== Exercise requirements ==
Write down each entry again, exactly as it reads.

== Entries provided ==

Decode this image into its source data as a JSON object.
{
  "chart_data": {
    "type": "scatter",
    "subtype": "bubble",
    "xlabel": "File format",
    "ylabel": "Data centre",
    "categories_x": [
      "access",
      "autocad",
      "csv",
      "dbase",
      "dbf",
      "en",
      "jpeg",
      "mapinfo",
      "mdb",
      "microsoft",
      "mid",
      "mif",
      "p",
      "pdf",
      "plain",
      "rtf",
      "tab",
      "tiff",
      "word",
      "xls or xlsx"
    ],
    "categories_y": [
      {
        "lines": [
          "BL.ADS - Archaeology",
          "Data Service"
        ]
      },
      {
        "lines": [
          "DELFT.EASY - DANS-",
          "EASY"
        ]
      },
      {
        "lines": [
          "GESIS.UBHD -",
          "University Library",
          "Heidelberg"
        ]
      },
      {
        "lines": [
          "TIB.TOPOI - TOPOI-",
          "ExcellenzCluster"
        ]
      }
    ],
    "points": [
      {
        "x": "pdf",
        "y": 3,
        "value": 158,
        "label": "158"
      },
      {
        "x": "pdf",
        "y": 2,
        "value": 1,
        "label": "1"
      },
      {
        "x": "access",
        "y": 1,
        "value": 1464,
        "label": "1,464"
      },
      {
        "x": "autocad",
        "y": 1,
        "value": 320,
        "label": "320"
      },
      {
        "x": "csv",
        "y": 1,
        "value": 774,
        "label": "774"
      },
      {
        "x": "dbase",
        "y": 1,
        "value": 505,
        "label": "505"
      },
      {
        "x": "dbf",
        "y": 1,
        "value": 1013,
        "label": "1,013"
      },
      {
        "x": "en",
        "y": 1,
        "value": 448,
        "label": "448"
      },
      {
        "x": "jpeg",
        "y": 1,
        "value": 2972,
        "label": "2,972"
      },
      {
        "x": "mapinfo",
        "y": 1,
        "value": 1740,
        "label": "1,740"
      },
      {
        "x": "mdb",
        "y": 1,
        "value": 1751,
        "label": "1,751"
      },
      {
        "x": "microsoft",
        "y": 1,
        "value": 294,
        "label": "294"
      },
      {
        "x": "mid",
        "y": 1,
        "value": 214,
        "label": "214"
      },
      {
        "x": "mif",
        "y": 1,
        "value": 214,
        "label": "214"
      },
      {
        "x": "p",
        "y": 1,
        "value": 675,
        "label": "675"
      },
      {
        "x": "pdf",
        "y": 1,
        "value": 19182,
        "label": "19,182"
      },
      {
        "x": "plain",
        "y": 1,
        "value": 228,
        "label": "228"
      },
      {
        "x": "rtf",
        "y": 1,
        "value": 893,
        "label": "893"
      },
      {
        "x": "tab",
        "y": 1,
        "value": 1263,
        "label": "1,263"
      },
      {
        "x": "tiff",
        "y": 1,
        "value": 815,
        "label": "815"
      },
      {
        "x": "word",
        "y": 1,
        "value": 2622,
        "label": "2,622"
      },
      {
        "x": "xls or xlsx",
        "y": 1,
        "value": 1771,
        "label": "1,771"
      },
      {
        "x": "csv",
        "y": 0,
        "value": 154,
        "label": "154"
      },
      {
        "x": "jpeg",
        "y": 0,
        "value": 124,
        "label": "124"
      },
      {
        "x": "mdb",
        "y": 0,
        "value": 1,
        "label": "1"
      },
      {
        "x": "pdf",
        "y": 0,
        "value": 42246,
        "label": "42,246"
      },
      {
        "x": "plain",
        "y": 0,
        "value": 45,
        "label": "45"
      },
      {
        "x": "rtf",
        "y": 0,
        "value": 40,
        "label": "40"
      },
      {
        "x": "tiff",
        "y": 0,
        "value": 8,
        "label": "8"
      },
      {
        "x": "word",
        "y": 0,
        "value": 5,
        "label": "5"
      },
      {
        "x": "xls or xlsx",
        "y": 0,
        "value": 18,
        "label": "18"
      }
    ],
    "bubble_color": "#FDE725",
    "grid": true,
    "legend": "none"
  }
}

== Solution ==
Decode this image into its source data as a JSON object.
{
  "chart_data": {
    "type": "scatter",
    "subtype": "bubble",
    "xlabel": "File format",
    "ylabel": "Data centre",
    "categories_x": [
      "access",
      "autocad",
      "csv",
      "dbase",
      "dbf",
      "en",
      "jpeg",
      "mapinfo",
      "mdb",
      "microsoft",
      "mid",
      "mif",
      "p",
      "pdf",
      "plain",
      "rtf",
      "tab",
      "tiff",
      "word",
      "xls or xlsx"
    ],
    "categories_y": [
      {
        "lines": [
          "BL.ADS - Archaeology",
          "Data Service"
        ]
      },
      {
        "lines": [
          "DELFT.EASY - DANS-",
          "EASY"
        ]
      },
      {
        "lines": [
          "GESIS.UBHD -",
          "University Library",
          "Heidelberg"
        ]
      },
      {
        "lines": [
          "TIB.TOPOI - TOPOI-",
          "ExcellenzCluster"
        ]
      }
    ],
    "points": [
      {
        "x": "pdf",
        "y": 3,
        "value": 158,
        "label": "158"
      },
      {
        "x": "pdf",
        "y": 2,
        "value": 1,
        "label": "1"
      },
      {
        "x": "access",
        "y": 1,
        "value": 1464,
        "label": "1,464"
      },
      {
        "x": "autocad",
        "y": 1,
        "value": 320,
        "label": "320"
      },
      {
        "x": "csv",
        "y": 1,
        "value": 774,
        "label": "774"
      },
      {
        "x": "dbase",
        "y": 1,
        "value": 505,
        "label": "505"
      },
      {
        "x": "dbf",
        "y": 1,
        "value": 1013,
        "label": "1,013"
      },
      {
        "x": "en",
        "y": 1,
        "value": 448,
        "label": "448"
      },
      {
        "x": "jpeg",
        "y": 1,
        "value": 2972,
        "label": "2,972"
      },
      {
        "x": "mapinfo",
        "y": 1,
        "value": 1740,
        "label": "1,740"
      },
      {
        "x": "mdb",
        "y": 1,
        "value": 1751,
        "label": "1,751"
      },
      {
        "x": "microsoft",
        "y": 1,
        "value": 294,
        "label": "294"
      },
      {
        "x": "mid",
        "y": 1,
        "value": 214,
        "label": "214"
      },
      {
        "x": "mif",
        "y": 1,
        "value": 214,
        "label": "214"
      },
      {
        "x": "p",
        "y": 1,
        "value": 675,
        "label": "675"
      },
      {
        "x": "pdf",
        "y": 1,
        "value": 19182,
        "label": "19,182"
      },
      {
        "x": "plain",
        "y": 1,
        "value": 228,
        "label": "228"
      },
      {
        "x": "rtf",
        "y": 1,
        "value": 893,
        "label": "893"
      },
      {
        "x": "tab",
        "y": 1,
        "value": 1263,
        "label": "1,263"
      },
      {
        "x": "tiff",
        "y": 1,
        "value": 815,
        "label": "815"
      },
      {
        "x": "word",
        "y": 1,
        "value": 2622,
        "label": "2,622"
      },
      {
        "x": "xls or xlsx",
        "y": 1,
        "value": 1771,
        "label": "1,771"
      },
      {
        "x": "csv",
        "y": 0,
        "value": 154,
        "label": "154"
      },
      {
        "x": "jpeg",
        "y": 0,
        "value": 124,
        "label": "124"
      },
      {
        "x": "mdb",
        "y": 0,
        "value": 1,
        "label": "1"
      },
      {
        "x": "pdf",
        "y": 0,
        "value": 42246,
        "label": "42,246"
      },
      {
        "x": "plain",
        "y": 0,
        "value": 45,
        "label": "45"
      },
      {
        "x": "rtf",
        "y": 0,
        "value": 40,
        "label": "40"
      },
      {
        "x": "tiff",
        "y": 0,
        "value": 8,
        "label": "8"
      },
      {
        "x": "word",
        "y": 0,
        "value": 5,
        "label": "5"
      },
      {
        "x": "xls or xlsx",
        "y": 0,
        "value": 18,
        "label": "18"
      }
    ],
    "bubble_color": "#FDE725",
    "grid": true,
    "legend": "none"
  }
}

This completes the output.